Starting with the line that contains "- data-label: 115.34: [624, 251, 701, 275]" and going on through the line that contains "- chart-title-line-1: Asia", change "logo-text-big" to "logo-text-large". Reproduce only those lines, leaving everything else in them unchanged.

(Image-based layout entries)

++++++++

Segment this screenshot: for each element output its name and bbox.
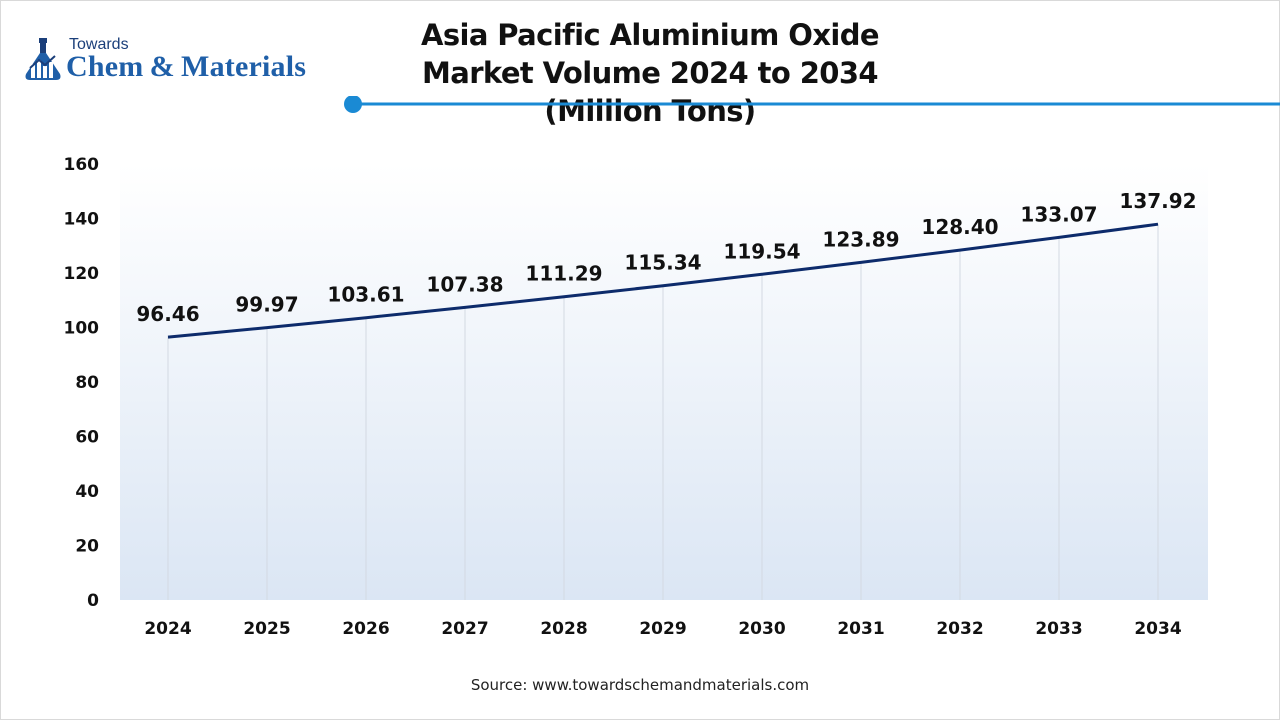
- data-label: 115.34: [624, 251, 701, 275]
- data-labels: 96.46 99.97 103.61 107.38 111.29 115.34 119.54…: [136, 189, 1196, 326]
- data-label: 137.92: [1119, 189, 1196, 213]
- data-label: 99.97: [235, 293, 298, 317]
- logo-text-small: Towards: [69, 36, 129, 53]
- data-label: 107.38: [426, 272, 503, 296]
- data-label: 96.46: [136, 302, 199, 326]
- title-divider: [344, 96, 1280, 113]
- plot-area: [120, 164, 1208, 600]
- logo-text-big: Chem & Materials: [66, 50, 307, 83]
- x-tick-label: 2030: [738, 619, 785, 639]
- chart-title-line-1: Asia Pacific Aluminium Oxide Market Volu…: [421, 18, 880, 90]
- data-label: 119.54: [723, 239, 800, 263]
- x-tick-label: 2033: [1035, 619, 1082, 639]
- x-tick-label: 2031: [837, 619, 884, 639]
- y-tick-label: 160: [64, 155, 100, 175]
- y-axis: 0 20 40 60 80 100 120 140 160: [64, 155, 100, 611]
- y-tick-label: 0: [87, 591, 99, 611]
- data-label: 133.07: [1020, 202, 1097, 226]
- x-tick-label: 2025: [243, 619, 290, 639]
- gridlines: [167, 224, 1159, 600]
- x-tick-label: 2032: [936, 619, 983, 639]
- chart-title: Asia Pacific Aluminium Oxide Market Volu…: [380, 16, 920, 130]
- y-tick-label: 40: [75, 482, 99, 502]
- x-tick-label: 2029: [639, 619, 686, 639]
- x-tick-label: 2034: [1134, 619, 1181, 639]
- y-tick-label: 80: [75, 373, 99, 393]
- x-tick-label: 2027: [441, 619, 488, 639]
- y-tick-label: 20: [75, 537, 99, 557]
- y-tick-label: 100: [64, 319, 100, 339]
- data-label: 103.61: [327, 283, 404, 307]
- y-tick-label: 120: [64, 264, 100, 284]
- x-tick-label: 2026: [342, 619, 389, 639]
- data-label: 123.89: [822, 227, 899, 251]
- series-line: [167, 222, 1159, 339]
- flask-icon: [25, 38, 61, 80]
- y-tick-label: 140: [64, 210, 100, 230]
- x-tick-label: 2028: [540, 619, 587, 639]
- x-tick-label: 2024: [144, 619, 191, 639]
- source-note: Source: www.towardschemandmaterials.com: [470, 676, 810, 694]
- data-label: 111.29: [525, 262, 602, 286]
- y-tick-label: 60: [75, 428, 99, 448]
- chart-title-line-2: (Million Tons): [544, 94, 756, 128]
- brand-logo: Towards Chem & Materials: [22, 36, 342, 86]
- data-label: 128.40: [921, 215, 998, 239]
- x-axis: 2024 2025 2026 2027 2028 2029 2030 2031 2032 2033…: [144, 619, 1181, 639]
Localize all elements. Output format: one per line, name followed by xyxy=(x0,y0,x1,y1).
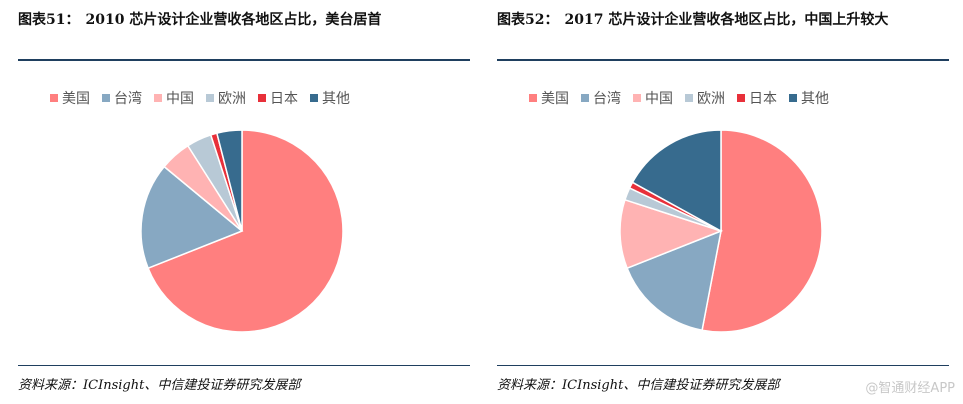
legend-item: 中国 xyxy=(633,88,673,108)
figure-label: 图表51： xyxy=(18,12,80,28)
legend-item: 日本 xyxy=(258,88,298,108)
pie-slice-6 xyxy=(215,129,243,232)
legend-swatch xyxy=(206,94,214,102)
pie-chart-2010 xyxy=(140,129,344,333)
legend-swatch xyxy=(50,94,58,102)
bottom-rule xyxy=(497,365,949,366)
legend-item: 欧洲 xyxy=(206,88,246,108)
pie-slice-1 xyxy=(701,129,823,333)
source-note: 资料来源：ICInsight、中信建投证券研究发展部 xyxy=(18,378,301,393)
legend-label: 其他 xyxy=(801,91,829,107)
legend-label: 台湾 xyxy=(114,91,142,107)
figure-title-text: 2017 芯片设计企业营收各地区占比，中国上升较大 xyxy=(564,12,889,28)
legend-label: 欧洲 xyxy=(697,91,725,107)
legend-item: 欧洲 xyxy=(685,88,725,108)
legend-swatch xyxy=(258,94,266,102)
legend-item: 台湾 xyxy=(102,88,142,108)
legend: 美国 台湾 中国 欧洲 日本 其他 xyxy=(50,88,350,108)
legend-label: 日本 xyxy=(270,91,298,107)
legend-label: 日本 xyxy=(749,91,777,107)
figure-title: 图表51： 2010 芯片设计企业营收各地区占比，美台居首 xyxy=(18,8,470,32)
legend-item: 其他 xyxy=(789,88,829,108)
figure-label: 图表52： xyxy=(497,12,559,28)
figure-title: 图表52： 2017 芯片设计企业营收各地区占比，中国上升较大 xyxy=(497,8,949,32)
legend-label: 美国 xyxy=(62,91,90,107)
legend-swatch xyxy=(102,94,110,102)
legend: 美国 台湾 中国 欧洲 日本 其他 xyxy=(529,88,829,108)
chart-panel-2017: 图表52： 2017 芯片设计企业营收各地区占比，中国上升较大 美国 台湾 中国 欧洲 日… xyxy=(497,0,949,404)
watermark: @智通财经APP xyxy=(865,381,955,396)
pie-slice-6 xyxy=(631,129,722,233)
pie-slice-1 xyxy=(147,129,344,333)
legend-swatch xyxy=(633,94,641,102)
legend-label: 其他 xyxy=(322,91,350,107)
top-rule xyxy=(497,59,949,61)
legend-item: 日本 xyxy=(737,88,777,108)
legend-item: 其他 xyxy=(310,88,350,108)
legend-label: 美国 xyxy=(541,91,569,107)
legend-swatch xyxy=(529,94,537,102)
legend-label: 台湾 xyxy=(593,91,621,107)
pie-chart-2017 xyxy=(619,129,823,333)
legend-item: 美国 xyxy=(529,88,569,108)
legend-item: 美国 xyxy=(50,88,90,108)
pie-slice-2 xyxy=(626,229,722,332)
bottom-rule xyxy=(18,365,470,366)
legend-item: 中国 xyxy=(154,88,194,108)
figure-title-text: 2010 芯片设计企业营收各地区占比，美台居首 xyxy=(85,12,382,28)
top-rule xyxy=(18,59,470,61)
legend-swatch xyxy=(685,94,693,102)
legend-swatch xyxy=(310,94,318,102)
legend-swatch xyxy=(737,94,745,102)
legend-label: 欧洲 xyxy=(218,91,246,107)
legend-item: 台湾 xyxy=(581,88,621,108)
legend-label: 中国 xyxy=(645,91,673,107)
legend-swatch xyxy=(789,94,797,102)
pie-slice-2 xyxy=(140,165,244,270)
legend-swatch xyxy=(581,94,589,102)
legend-swatch xyxy=(154,94,162,102)
source-note: 资料来源：ICInsight、中信建投证券研究发展部 xyxy=(497,378,780,393)
legend-label: 中国 xyxy=(166,91,194,107)
chart-panel-2010: 图表51： 2010 芯片设计企业营收各地区占比，美台居首 美国 台湾 中国 欧洲 日本 其… xyxy=(18,0,470,404)
pie-slice-3 xyxy=(619,198,724,270)
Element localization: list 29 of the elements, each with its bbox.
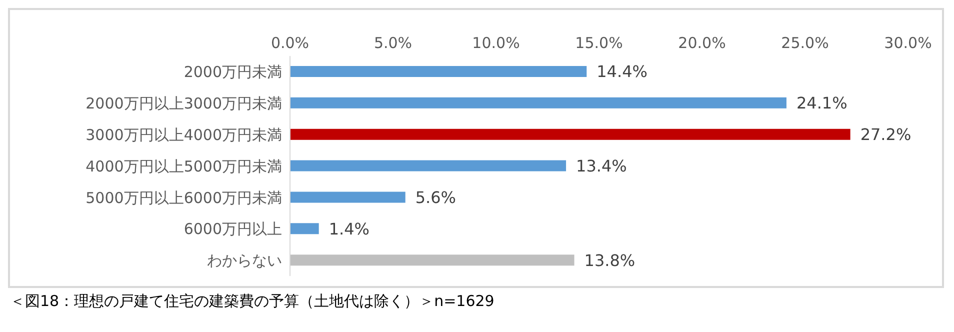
- x-tick-label: 10.0%: [472, 34, 520, 52]
- y-tick-label: 4000万円以上5000万円未満: [86, 157, 282, 176]
- x-tick-label: 25.0%: [781, 34, 829, 52]
- y-tick-label: 3000万円以上4000万円未満: [86, 126, 282, 144]
- data-label: 14.4%: [596, 62, 648, 82]
- data-label: 27.2%: [860, 125, 912, 144]
- y-tick-label: 5000万円以上6000万円未満: [86, 188, 282, 207]
- bar: [290, 254, 574, 266]
- data-label: 1.4%: [328, 219, 370, 238]
- y-tick-label: わからない: [207, 252, 282, 270]
- data-label: 13.4%: [576, 156, 627, 176]
- data-label: 13.8%: [584, 250, 636, 270]
- data-label: 24.1%: [796, 94, 848, 113]
- x-tick-label: 30.0%: [884, 34, 932, 52]
- x-tick-label: 5.0%: [374, 34, 412, 52]
- y-tick-label: 2000万円未満: [184, 63, 282, 82]
- bar: [290, 66, 587, 77]
- bar: [290, 223, 319, 234]
- bar: [290, 192, 406, 203]
- bar: [290, 128, 850, 140]
- bar: [290, 160, 566, 172]
- data-label: 5.6%: [415, 188, 456, 207]
- bar: [290, 97, 786, 108]
- x-tick-label: 20.0%: [678, 34, 726, 52]
- y-tick-label: 6000万円以上: [184, 220, 282, 238]
- x-tick-label: 0.0%: [270, 34, 310, 52]
- text: ＜図18：理想の戸建て住宅の建築費の予算（土地代は除く）＞n=1629: [10, 292, 496, 311]
- y-tick-label: 2000万円以上3000万円未満: [86, 94, 282, 112]
- x-tick-label: 15.0%: [575, 34, 623, 52]
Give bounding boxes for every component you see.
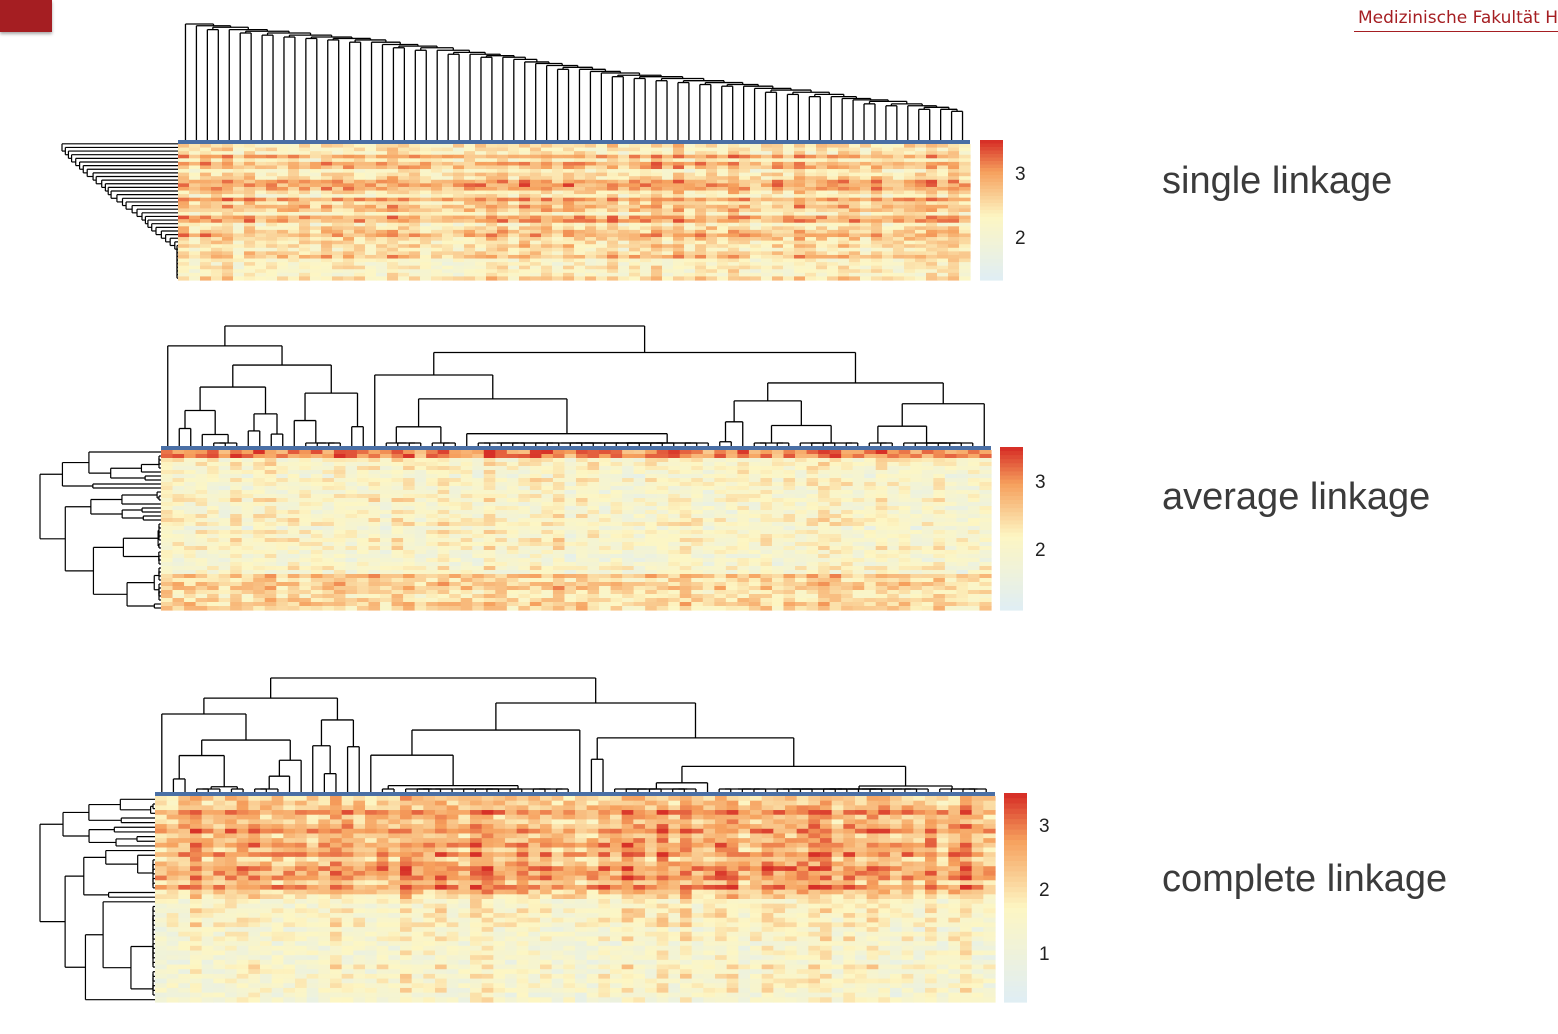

++++++++

• _Response_
- data-label: 115.34: [624, 251, 701, 275]
- data-labels: 96.46 99.97 103.61 107.38 111.29 115.34 119.54…: [136, 189, 1196, 326]
- data-label: 137.92: [1119, 189, 1196, 213]
- data-label: 99.97: [235, 293, 298, 317]
- logo-text-small: Towards: [69, 36, 129, 53]
- data-label: 107.38: [426, 272, 503, 296]
- data-label: 96.46: [136, 302, 199, 326]
- title-divider: [344, 96, 1280, 113]
- plot-area: [120, 164, 1208, 600]
- logo-text-large: Chem & Materials: [66, 50, 307, 83]
- x-tick-label: 2030: [738, 619, 785, 639]
- chart-title-line-1: Asia Pacific Aluminium Oxide Market Volu…: [421, 18, 880, 90]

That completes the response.